Extracted records:
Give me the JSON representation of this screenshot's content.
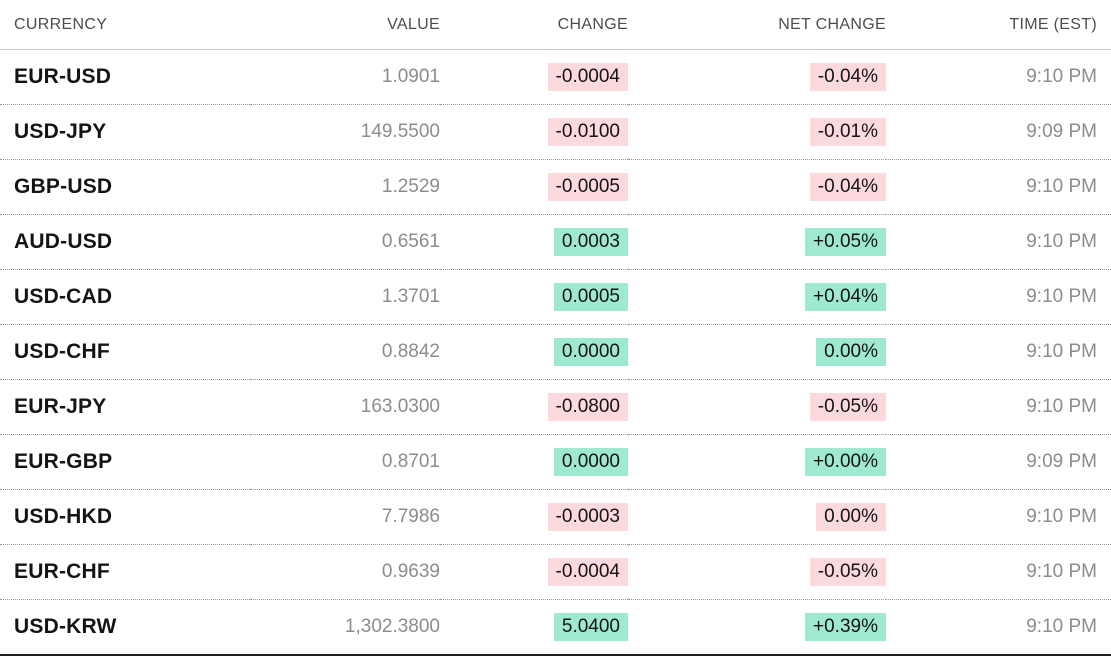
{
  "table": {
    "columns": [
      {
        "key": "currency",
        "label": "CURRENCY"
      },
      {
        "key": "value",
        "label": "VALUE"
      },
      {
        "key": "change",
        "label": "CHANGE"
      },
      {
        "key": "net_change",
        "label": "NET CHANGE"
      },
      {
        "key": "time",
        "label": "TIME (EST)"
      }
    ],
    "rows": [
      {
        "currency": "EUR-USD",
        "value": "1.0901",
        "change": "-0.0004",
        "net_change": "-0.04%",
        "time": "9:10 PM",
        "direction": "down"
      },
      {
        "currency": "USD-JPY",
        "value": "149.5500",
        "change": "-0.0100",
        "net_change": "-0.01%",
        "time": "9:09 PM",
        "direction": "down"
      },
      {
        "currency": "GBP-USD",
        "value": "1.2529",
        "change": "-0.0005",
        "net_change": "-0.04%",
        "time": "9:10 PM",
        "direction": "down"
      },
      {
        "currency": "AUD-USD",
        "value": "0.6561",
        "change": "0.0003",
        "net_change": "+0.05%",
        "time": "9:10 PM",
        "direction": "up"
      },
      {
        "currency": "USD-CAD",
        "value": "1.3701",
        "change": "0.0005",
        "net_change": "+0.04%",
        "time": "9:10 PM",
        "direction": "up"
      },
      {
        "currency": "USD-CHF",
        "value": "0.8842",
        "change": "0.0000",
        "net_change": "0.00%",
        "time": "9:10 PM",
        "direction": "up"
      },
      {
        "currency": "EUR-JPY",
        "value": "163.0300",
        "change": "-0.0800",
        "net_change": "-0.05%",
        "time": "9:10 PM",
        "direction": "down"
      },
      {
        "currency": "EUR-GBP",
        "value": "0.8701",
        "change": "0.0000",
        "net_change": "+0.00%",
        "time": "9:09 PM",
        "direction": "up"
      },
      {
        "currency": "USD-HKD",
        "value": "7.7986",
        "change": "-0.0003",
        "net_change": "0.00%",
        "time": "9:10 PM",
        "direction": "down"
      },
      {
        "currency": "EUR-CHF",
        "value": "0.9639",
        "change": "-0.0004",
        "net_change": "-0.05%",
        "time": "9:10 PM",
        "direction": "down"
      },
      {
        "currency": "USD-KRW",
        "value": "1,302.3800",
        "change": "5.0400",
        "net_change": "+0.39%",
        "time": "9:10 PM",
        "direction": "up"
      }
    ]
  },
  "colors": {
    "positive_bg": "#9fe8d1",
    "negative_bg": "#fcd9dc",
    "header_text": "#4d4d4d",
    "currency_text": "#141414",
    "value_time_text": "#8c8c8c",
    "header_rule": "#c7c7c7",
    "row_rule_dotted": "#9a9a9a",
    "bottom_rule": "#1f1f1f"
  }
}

Problem details: Exact duplication of all the records is required; pictures are omitted from the copy.

Solution to this task:
Give me the JSON representation of this screenshot's content.
{
  "table": {
    "columns": [
      {
        "key": "currency",
        "label": "CURRENCY"
      },
      {
        "key": "value",
        "label": "VALUE"
      },
      {
        "key": "change",
        "label": "CHANGE"
      },
      {
        "key": "net_change",
        "label": "NET CHANGE"
      },
      {
        "key": "time",
        "label": "TIME (EST)"
      }
    ],
    "rows": [
      {
        "currency": "EUR-USD",
        "value": "1.0901",
        "change": "-0.0004",
        "net_change": "-0.04%",
        "time": "9:10 PM",
        "direction": "down"
      },
      {
        "currency": "USD-JPY",
        "value": "149.5500",
        "change": "-0.0100",
        "net_change": "-0.01%",
        "time": "9:09 PM",
        "direction": "down"
      },
      {
        "currency": "GBP-USD",
        "value": "1.2529",
        "change": "-0.0005",
        "net_change": "-0.04%",
        "time": "9:10 PM",
        "direction": "down"
      },
      {
        "currency": "AUD-USD",
        "value": "0.6561",
        "change": "0.0003",
        "net_change": "+0.05%",
        "time": "9:10 PM",
        "direction": "up"
      },
      {
        "currency": "USD-CAD",
        "value": "1.3701",
        "change": "0.0005",
        "net_change": "+0.04%",
        "time": "9:10 PM",
        "direction": "up"
      },
      {
        "currency": "USD-CHF",
        "value": "0.8842",
        "change": "0.0000",
        "net_change": "0.00%",
        "time": "9:10 PM",
        "direction": "up"
      },
      {
        "currency": "EUR-JPY",
        "value": "163.0300",
        "change": "-0.0800",
        "net_change": "-0.05%",
        "time": "9:10 PM",
        "direction": "down"
      },
      {
        "currency": "EUR-GBP",
        "value": "0.8701",
        "change": "0.0000",
        "net_change": "+0.00%",
        "time": "9:09 PM",
        "direction": "up"
      },
      {
        "currency": "USD-HKD",
        "value": "7.7986",
        "change": "-0.0003",
        "net_change": "0.00%",
        "time": "9:10 PM",
        "direction": "down"
      },
      {
        "currency": "EUR-CHF",
        "value": "0.9639",
        "change": "-0.0004",
        "net_change": "-0.05%",
        "time": "9:10 PM",
        "direction": "down"
      },
      {
        "currency": "USD-KRW",
        "value": "1,302.3800",
        "change": "5.0400",
        "net_change": "+0.39%",
        "time": "9:10 PM",
        "direction": "up"
      }
    ]
  },
  "colors": {
    "positive_bg": "#9fe8d1",
    "negative_bg": "#fcd9dc",
    "header_text": "#4d4d4d",
    "currency_text": "#141414",
    "value_time_text": "#8c8c8c",
    "header_rule": "#c7c7c7",
    "row_rule_dotted": "#9a9a9a",
    "bottom_rule": "#1f1f1f"
  }
}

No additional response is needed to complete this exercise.